— Activity —
Could you copy out every line of the data where the word "born" occurs?
(Task inputs Opens)
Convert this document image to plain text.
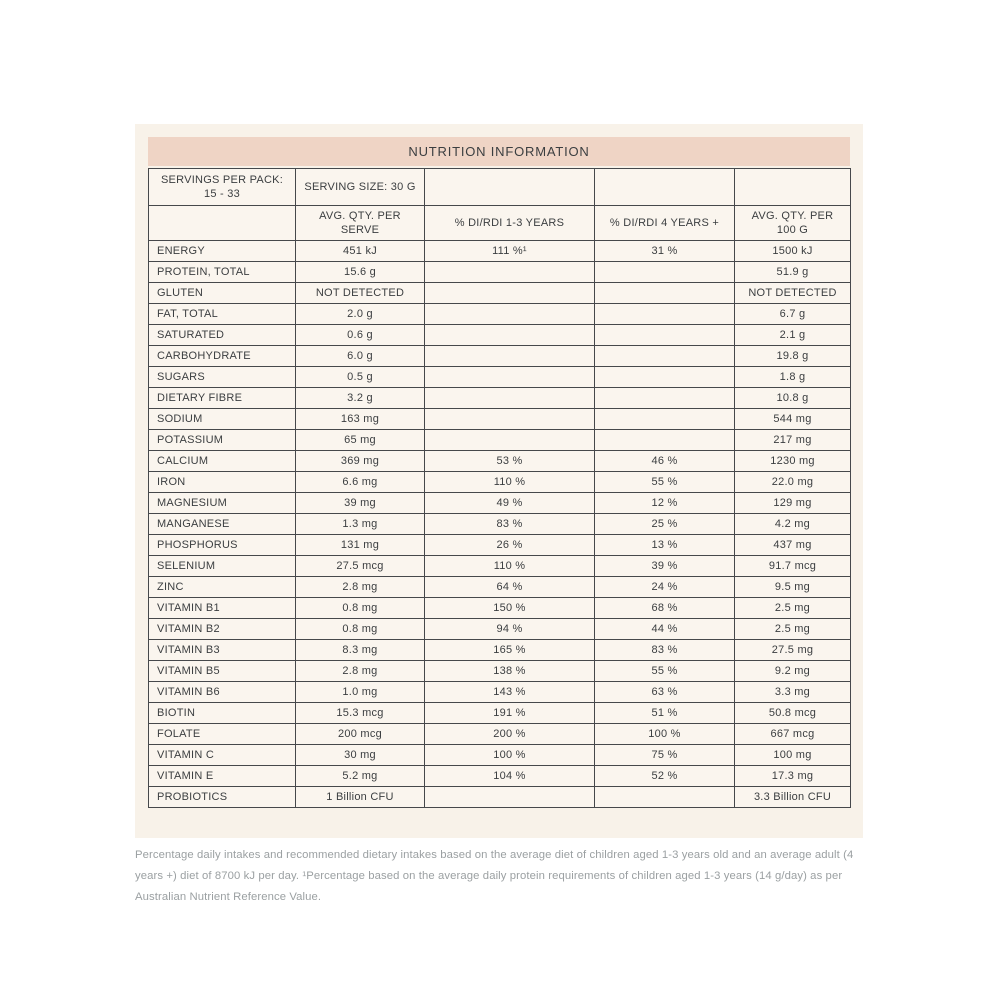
NUTRITION INFORMATION
SERVINGS PER PACK: 15 - 33	SERVING SIZE: 30 G			
	AVG. QTY. PER SERVE	% DI/RDI 1-3 YEARS	% DI/RDI 4 YEARS +	AVG. QTY. PER 100 G
ENERGY	451 kJ	111 %¹	31 %	1500 kJ
PROTEIN, TOTAL	15.6 g			51.9 g
GLUTEN	NOT DETECTED			NOT DETECTED
FAT, TOTAL	2.0 g			6.7 g
SATURATED	0.6 g			2.1 g
CARBOHYDRATE	6.0 g			19.8 g
SUGARS	0.5 g			1.8 g
DIETARY FIBRE	3.2 g			10.8 g
SODIUM	163 mg			544 mg
POTASSIUM	65 mg			217 mg
CALCIUM	369 mg	53 %	46 %	1230 mg
IRON	6.6 mg	110 %	55 %	22.0 mg
MAGNESIUM	39 mg	49 %	12 %	129 mg
MANGANESE	1.3 mg	83 %	25 %	4.2 mg
PHOSPHORUS	131 mg	26 %	13 %	437 mg
SELENIUM	27.5 mcg	110 %	39 %	91.7 mcg
ZINC	2.8 mg	64 %	24 %	9.5 mg
VITAMIN B1	0.8 mg	150 %	68 %	2.5 mg
VITAMIN B2	0.8 mg	94 %	44 %	2.5 mg
VITAMIN B3	8.3 mg	165 %	83 %	27.5 mg
VITAMIN B5	2.8 mg	138 %	55 %	9.2 mg
VITAMIN B6	1.0 mg	143 %	63 %	3.3 mg
BIOTIN	15.3 mcg	191 %	51 %	50.8 mcg
FOLATE	200 mcg	200 %	100 %	667 mcg
VITAMIN C	30 mg	100 %	75 %	100 mg
VITAMIN E	5.2 mg	104 %	52 %	17.3 mg
PROBIOTICS	1 Billion CFU			3.3 Billion CFU

Percentage daily intakes and recommended dietary intakes based on the average diet of children aged 1-3 years old and an average adult (4 years +) diet of 8700 kJ per day. ¹Percentage based on the average daily protein requirements of children aged 1-3 years (14 g/day) as per Australian Nutrient Reference Value.
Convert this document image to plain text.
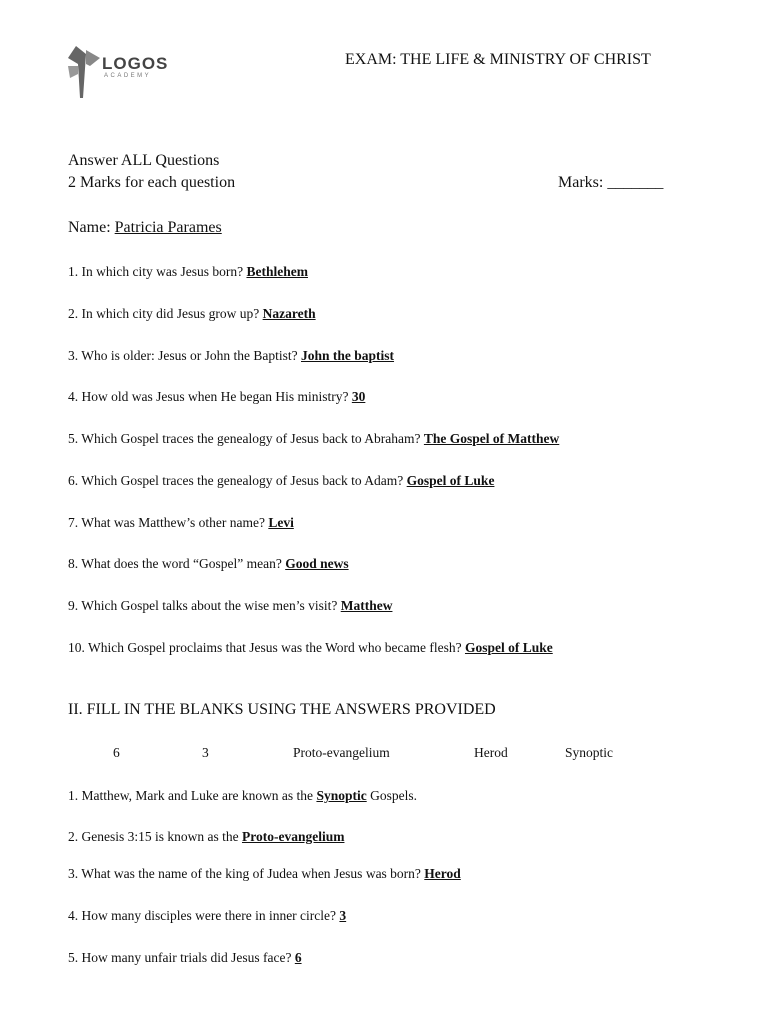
LOGOS
ACADEMY
EXAM: THE LIFE & MINISTRY OF CHRIST
Answer ALL Questions
2 Marks for each question	Marks: _______
Name: Patricia Parames
1. In which city was Jesus born? Bethlehem
2. In which city did Jesus grow up? Nazareth
3. Who is older: Jesus or John the Baptist? John the baptist
4. How old was Jesus when He began His ministry? 30
5. Which Gospel traces the genealogy of Jesus back to Abraham? The Gospel of Matthew
6. Which Gospel traces the genealogy of Jesus back to Adam? Gospel of Luke
7. What was Matthew’s other name? Levi
8. What does the word “Gospel” mean? Good news
9. Which Gospel talks about the wise men’s visit? Matthew
10. Which Gospel proclaims that Jesus was the Word who became flesh? Gospel of Luke
II. FILL IN THE BLANKS USING THE ANSWERS PROVIDED
6	3	Proto-evangelium	Herod	Synoptic
1. Matthew, Mark and Luke are known as the Synoptic Gospels.
2. Genesis 3:15 is known as the Proto-evangelium
3. What was the name of the king of Judea when Jesus was born? Herod
4. How many disciples were there in inner circle? 3
5. How many unfair trials did Jesus face? 6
(Task inputs Closes)
— Exercise result —
1. In which city was Jesus born? Bethlehem
3. What was the name of the king of Judea when Jesus was born? Herod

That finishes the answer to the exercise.